(begin)
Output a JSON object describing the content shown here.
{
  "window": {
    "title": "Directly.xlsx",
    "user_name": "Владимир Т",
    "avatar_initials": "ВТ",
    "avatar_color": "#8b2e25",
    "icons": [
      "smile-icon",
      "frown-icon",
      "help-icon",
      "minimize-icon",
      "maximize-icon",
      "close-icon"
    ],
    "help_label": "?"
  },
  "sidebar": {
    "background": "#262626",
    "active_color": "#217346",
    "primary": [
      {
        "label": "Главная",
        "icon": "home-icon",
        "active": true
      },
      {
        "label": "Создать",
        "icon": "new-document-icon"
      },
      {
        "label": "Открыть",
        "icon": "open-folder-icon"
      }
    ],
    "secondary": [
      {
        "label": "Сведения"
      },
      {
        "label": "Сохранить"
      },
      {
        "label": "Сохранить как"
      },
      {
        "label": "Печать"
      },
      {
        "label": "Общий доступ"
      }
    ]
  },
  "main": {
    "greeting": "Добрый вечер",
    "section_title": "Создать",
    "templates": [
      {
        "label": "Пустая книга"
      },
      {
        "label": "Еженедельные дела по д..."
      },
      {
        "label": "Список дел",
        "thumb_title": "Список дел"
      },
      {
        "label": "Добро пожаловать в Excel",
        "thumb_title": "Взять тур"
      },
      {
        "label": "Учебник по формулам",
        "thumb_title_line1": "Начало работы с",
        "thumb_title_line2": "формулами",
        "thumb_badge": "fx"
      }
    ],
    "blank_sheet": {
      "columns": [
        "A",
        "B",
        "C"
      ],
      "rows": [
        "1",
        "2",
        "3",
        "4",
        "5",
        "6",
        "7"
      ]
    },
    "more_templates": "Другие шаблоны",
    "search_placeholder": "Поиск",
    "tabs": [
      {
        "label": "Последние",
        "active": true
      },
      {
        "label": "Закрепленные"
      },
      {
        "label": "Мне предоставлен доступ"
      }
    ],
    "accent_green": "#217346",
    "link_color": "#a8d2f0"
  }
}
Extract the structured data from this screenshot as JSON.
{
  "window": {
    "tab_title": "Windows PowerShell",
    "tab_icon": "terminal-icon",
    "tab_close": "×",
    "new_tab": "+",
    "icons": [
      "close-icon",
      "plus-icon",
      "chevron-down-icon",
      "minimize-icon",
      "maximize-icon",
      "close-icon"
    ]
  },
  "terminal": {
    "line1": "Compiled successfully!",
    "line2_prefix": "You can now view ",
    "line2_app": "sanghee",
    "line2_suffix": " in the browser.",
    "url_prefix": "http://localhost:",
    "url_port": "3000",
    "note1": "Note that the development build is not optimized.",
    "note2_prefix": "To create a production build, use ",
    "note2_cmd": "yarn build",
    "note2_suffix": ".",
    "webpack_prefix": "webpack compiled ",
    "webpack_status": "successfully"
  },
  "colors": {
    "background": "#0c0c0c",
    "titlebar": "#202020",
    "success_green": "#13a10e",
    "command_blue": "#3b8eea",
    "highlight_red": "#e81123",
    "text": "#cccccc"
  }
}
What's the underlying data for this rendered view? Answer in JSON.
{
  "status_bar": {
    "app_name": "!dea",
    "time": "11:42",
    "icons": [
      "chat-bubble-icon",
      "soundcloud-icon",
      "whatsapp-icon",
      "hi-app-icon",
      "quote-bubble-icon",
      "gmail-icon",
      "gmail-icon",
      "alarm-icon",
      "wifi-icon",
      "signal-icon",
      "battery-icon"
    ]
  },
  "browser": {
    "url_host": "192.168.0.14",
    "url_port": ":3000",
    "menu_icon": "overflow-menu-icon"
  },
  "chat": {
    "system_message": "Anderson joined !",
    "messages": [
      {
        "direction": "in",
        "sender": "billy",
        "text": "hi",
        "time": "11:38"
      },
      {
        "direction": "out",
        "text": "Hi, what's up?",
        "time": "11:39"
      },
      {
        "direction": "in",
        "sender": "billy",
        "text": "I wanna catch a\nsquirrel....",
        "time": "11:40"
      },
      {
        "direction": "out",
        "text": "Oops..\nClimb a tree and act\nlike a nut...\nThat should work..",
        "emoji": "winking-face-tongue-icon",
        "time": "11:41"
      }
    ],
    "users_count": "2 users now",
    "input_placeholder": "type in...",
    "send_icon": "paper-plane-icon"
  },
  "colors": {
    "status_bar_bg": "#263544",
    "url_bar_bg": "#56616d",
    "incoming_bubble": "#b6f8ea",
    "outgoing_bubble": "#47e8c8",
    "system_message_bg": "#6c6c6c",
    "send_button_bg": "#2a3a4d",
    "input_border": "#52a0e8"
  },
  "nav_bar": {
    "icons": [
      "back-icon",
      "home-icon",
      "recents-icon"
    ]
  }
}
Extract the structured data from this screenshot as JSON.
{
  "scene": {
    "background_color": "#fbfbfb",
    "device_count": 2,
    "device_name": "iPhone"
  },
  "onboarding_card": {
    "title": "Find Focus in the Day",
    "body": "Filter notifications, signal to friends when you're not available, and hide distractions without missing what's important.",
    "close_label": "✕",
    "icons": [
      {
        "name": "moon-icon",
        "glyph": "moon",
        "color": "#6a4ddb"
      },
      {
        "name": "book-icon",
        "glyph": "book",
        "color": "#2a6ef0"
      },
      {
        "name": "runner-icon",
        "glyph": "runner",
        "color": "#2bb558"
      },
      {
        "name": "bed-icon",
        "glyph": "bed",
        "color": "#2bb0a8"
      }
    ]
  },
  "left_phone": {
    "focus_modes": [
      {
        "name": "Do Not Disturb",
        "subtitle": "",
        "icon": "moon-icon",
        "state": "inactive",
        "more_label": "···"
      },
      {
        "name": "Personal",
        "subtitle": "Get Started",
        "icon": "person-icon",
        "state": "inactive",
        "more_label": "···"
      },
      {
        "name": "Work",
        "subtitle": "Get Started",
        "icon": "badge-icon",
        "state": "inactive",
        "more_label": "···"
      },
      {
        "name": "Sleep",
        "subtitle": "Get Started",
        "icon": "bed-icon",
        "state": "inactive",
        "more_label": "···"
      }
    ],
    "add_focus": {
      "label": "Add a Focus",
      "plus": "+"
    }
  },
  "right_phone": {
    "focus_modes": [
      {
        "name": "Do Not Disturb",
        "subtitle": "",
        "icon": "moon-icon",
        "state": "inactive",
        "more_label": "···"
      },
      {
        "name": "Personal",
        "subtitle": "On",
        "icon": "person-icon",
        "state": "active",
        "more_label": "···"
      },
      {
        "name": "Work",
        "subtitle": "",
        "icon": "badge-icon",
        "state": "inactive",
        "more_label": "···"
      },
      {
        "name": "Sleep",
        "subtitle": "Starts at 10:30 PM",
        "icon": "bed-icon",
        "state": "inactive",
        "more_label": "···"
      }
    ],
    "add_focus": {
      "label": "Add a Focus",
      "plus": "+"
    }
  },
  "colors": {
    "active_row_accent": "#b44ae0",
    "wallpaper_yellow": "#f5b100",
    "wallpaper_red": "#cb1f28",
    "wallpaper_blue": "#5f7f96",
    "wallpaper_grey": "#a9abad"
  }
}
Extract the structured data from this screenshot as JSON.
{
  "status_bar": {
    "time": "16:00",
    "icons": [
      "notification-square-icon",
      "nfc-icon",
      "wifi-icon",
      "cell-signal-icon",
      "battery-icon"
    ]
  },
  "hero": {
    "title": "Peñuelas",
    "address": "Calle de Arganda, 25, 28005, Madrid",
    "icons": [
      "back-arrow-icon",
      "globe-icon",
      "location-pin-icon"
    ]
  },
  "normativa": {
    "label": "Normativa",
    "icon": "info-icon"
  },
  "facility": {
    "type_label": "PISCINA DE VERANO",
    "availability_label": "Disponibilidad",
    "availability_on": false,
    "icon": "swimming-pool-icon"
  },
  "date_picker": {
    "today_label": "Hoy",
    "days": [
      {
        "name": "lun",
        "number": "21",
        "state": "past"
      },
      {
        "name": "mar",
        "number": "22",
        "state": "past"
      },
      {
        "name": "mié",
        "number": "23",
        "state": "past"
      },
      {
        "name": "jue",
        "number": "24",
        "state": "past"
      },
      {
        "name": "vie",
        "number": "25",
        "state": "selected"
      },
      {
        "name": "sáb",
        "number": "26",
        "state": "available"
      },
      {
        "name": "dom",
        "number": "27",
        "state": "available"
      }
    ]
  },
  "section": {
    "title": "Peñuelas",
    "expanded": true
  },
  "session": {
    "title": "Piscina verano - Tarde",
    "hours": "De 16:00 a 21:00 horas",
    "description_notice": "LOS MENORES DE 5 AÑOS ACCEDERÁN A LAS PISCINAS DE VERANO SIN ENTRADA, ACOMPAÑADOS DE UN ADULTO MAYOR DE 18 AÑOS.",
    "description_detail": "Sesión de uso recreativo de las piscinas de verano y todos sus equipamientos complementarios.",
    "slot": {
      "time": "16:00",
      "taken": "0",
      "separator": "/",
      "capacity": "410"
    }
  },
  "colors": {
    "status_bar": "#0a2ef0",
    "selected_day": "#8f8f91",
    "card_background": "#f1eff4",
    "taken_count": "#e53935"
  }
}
(end)
**Exercise:** Choose all lines containing the string "time" and copy them out.

**Worked solution:**
    "time": "11:42",
        "time": "11:38"
        "time": "11:39"
        "time": "11:40"
        "time": "11:41"
    "time": "16:00",
      "time": "16:00",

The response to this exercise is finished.